--- Begin Material for the task ---
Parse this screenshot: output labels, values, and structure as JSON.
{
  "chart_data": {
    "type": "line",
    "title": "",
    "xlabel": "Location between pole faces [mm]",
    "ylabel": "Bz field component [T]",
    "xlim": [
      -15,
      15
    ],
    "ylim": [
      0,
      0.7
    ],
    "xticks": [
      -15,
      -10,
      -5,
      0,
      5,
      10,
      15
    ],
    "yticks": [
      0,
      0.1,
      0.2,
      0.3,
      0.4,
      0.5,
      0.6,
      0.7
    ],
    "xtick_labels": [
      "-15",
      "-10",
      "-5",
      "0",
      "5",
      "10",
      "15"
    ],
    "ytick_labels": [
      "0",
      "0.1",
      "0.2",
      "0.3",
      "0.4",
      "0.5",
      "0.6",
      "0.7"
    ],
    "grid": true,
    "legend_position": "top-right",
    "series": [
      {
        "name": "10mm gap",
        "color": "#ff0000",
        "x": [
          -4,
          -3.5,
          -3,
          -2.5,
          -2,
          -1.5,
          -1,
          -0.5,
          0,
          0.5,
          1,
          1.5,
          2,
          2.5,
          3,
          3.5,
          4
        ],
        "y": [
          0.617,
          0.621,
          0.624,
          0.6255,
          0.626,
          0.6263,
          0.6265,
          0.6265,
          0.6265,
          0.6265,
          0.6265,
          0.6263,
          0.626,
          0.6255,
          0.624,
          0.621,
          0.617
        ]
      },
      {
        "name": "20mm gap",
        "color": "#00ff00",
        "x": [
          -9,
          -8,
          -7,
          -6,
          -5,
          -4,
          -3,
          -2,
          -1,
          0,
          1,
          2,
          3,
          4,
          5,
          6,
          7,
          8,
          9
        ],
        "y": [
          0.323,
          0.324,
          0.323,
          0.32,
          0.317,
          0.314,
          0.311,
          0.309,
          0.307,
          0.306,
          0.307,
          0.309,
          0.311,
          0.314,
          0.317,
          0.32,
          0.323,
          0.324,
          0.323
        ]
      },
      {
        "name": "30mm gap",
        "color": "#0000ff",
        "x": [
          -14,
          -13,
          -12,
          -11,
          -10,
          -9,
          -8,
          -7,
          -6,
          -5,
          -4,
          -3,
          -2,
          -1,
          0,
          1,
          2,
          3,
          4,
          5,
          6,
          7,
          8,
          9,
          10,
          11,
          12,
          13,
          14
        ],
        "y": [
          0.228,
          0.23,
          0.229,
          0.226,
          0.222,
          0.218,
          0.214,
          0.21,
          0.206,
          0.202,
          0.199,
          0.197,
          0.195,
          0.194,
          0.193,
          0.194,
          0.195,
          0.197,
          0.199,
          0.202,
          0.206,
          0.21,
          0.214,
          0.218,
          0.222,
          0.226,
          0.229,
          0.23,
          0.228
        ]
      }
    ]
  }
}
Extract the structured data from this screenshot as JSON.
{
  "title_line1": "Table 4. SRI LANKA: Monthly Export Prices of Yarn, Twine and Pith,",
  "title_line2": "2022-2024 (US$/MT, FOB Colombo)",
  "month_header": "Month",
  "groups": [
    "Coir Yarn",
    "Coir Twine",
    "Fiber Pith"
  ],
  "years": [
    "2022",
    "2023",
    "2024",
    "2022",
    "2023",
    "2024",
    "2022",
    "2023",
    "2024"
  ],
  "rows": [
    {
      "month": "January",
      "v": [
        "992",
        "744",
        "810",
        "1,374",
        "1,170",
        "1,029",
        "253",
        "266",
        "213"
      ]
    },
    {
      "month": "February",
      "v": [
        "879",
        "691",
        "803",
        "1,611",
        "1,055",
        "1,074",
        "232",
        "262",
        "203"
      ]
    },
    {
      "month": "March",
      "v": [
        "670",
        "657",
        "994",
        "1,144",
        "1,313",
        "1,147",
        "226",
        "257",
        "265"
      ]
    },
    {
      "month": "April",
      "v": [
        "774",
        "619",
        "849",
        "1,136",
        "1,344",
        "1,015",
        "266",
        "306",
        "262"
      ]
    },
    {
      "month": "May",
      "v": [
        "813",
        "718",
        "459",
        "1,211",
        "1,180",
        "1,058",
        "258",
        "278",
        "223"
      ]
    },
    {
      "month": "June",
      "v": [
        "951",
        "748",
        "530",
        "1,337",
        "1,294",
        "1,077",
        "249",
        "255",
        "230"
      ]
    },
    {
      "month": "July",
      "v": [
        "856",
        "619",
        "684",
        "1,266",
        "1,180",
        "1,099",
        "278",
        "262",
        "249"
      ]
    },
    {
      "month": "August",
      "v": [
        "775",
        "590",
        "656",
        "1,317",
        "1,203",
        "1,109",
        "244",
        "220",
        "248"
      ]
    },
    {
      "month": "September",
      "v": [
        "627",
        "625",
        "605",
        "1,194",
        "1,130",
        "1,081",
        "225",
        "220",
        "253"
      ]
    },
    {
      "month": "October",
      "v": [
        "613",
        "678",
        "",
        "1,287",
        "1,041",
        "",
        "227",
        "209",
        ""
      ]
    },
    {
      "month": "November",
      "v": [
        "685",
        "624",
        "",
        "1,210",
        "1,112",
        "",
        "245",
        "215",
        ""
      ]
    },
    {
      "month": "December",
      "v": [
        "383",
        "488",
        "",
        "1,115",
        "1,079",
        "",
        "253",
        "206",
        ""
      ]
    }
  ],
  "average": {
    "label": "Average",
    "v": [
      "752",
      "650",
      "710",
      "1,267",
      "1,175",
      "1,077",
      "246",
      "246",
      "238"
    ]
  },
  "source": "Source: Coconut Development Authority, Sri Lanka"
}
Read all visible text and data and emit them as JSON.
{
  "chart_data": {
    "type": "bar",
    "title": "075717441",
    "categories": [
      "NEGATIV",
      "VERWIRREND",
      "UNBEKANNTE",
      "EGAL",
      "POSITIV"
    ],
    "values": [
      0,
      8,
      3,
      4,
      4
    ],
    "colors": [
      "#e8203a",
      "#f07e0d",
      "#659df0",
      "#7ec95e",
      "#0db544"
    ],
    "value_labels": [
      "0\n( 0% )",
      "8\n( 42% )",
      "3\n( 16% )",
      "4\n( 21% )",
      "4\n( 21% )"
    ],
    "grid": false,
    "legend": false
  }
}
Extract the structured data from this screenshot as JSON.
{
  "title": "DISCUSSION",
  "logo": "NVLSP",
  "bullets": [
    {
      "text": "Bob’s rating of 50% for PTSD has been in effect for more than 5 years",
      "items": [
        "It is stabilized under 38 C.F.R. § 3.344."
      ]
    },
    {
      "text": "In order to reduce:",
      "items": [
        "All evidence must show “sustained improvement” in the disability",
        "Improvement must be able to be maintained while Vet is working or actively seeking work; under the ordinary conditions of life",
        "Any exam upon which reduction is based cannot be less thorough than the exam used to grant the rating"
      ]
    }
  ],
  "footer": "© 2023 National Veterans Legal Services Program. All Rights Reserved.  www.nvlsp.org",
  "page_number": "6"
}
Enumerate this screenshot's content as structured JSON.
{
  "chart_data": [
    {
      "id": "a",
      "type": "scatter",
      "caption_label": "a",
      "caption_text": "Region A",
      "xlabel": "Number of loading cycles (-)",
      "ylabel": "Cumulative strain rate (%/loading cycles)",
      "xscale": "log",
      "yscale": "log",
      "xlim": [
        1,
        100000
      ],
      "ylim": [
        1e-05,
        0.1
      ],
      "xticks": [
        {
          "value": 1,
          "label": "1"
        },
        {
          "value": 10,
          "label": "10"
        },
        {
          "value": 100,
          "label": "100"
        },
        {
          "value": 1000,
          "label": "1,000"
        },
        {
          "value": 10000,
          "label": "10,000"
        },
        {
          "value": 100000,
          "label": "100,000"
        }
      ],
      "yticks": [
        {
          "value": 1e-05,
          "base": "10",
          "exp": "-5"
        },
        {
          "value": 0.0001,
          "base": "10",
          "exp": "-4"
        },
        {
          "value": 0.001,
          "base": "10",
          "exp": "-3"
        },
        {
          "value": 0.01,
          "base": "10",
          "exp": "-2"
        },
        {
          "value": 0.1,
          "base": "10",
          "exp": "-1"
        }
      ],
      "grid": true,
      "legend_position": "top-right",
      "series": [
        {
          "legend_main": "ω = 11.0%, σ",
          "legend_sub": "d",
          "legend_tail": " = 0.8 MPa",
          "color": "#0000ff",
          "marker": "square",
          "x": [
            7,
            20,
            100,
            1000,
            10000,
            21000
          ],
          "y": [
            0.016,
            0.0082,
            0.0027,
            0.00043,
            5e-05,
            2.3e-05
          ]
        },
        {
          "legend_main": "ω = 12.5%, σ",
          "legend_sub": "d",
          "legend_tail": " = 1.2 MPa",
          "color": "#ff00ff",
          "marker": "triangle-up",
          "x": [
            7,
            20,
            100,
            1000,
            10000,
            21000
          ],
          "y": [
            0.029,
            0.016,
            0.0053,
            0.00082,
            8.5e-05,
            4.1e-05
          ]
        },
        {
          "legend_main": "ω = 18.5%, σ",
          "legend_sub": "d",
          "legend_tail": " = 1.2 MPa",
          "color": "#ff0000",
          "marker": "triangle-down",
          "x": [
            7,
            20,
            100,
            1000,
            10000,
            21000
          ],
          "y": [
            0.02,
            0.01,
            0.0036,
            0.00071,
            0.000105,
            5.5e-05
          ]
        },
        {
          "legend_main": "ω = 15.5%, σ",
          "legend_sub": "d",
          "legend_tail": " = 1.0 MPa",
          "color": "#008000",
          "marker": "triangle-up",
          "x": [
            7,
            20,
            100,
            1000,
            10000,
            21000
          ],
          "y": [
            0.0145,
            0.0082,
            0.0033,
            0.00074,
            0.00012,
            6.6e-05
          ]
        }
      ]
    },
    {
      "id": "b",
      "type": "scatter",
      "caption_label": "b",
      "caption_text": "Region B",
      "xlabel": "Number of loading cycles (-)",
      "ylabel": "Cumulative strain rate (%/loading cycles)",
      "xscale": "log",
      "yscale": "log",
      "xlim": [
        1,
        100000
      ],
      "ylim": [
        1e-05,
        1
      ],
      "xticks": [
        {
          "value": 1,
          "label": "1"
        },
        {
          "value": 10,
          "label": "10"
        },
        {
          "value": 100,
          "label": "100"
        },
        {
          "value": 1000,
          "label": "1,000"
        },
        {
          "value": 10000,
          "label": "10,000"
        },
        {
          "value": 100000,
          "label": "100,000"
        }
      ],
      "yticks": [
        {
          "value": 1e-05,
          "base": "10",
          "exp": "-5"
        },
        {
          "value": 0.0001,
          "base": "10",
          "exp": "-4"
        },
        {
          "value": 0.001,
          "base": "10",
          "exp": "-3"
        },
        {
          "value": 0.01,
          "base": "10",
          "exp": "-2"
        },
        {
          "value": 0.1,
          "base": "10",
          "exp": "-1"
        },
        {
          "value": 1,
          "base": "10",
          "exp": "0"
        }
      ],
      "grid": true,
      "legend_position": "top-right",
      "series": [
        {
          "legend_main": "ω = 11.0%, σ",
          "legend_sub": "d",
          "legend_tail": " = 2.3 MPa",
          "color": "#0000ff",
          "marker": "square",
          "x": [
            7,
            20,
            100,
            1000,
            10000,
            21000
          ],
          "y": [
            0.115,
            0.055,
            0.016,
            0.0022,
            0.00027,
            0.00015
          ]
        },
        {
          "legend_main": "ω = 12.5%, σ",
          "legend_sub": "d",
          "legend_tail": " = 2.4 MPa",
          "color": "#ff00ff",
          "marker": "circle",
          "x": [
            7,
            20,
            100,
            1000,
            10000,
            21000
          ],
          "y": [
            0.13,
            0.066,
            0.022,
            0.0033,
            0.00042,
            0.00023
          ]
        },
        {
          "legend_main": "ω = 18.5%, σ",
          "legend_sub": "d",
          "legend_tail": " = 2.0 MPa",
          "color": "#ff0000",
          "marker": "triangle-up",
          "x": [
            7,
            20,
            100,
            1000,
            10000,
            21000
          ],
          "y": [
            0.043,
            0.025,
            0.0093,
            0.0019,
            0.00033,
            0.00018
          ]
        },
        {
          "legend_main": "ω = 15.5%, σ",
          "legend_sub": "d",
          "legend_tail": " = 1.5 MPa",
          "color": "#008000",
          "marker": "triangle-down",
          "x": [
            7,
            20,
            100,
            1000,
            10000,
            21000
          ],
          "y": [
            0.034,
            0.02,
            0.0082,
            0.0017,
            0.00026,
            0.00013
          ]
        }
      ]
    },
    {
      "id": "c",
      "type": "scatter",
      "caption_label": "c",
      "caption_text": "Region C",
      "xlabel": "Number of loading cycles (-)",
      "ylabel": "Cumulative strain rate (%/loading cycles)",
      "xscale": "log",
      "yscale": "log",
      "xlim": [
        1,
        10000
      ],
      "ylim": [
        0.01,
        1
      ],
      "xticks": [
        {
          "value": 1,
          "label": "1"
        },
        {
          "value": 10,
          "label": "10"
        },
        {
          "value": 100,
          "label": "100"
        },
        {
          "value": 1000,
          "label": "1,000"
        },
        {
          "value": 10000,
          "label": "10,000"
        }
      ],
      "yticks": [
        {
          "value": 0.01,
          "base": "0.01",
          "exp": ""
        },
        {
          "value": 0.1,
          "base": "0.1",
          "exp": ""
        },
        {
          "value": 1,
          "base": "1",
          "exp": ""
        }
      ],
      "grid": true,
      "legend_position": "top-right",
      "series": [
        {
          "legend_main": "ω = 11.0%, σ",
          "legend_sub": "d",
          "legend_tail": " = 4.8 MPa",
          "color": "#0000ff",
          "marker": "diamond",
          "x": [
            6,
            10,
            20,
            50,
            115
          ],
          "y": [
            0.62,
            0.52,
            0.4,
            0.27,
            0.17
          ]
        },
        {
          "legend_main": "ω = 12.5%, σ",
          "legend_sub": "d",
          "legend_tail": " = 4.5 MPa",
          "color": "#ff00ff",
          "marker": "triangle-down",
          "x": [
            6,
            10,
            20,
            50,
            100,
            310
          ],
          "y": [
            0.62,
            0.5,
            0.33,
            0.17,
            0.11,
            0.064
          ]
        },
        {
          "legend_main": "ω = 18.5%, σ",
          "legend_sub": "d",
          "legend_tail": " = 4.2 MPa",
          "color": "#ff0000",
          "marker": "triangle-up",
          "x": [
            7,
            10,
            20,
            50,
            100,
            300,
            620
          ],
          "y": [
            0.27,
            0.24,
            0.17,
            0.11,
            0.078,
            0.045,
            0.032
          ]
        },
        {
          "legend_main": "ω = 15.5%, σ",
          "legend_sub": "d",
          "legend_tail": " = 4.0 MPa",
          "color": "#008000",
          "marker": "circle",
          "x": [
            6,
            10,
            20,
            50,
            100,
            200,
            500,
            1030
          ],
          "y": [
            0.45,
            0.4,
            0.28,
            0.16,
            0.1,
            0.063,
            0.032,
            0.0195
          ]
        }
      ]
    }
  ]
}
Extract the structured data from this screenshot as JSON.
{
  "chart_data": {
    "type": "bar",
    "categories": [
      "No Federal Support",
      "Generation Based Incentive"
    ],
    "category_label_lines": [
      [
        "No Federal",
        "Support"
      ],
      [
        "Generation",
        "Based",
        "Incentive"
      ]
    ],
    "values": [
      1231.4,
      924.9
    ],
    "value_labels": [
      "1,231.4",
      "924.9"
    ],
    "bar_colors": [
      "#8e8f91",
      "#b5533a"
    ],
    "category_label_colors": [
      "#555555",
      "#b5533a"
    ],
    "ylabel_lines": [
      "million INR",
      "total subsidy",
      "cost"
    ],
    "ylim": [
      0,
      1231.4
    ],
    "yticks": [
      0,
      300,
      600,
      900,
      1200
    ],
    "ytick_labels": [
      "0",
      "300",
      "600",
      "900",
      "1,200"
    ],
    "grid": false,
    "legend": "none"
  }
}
--- End Material for the task ---
- **Work to do**
Identify each line in the records above containing the word "Generation"; copy those lines.

- **Correct result**
      "Generation Based Incentive"
        "Generation",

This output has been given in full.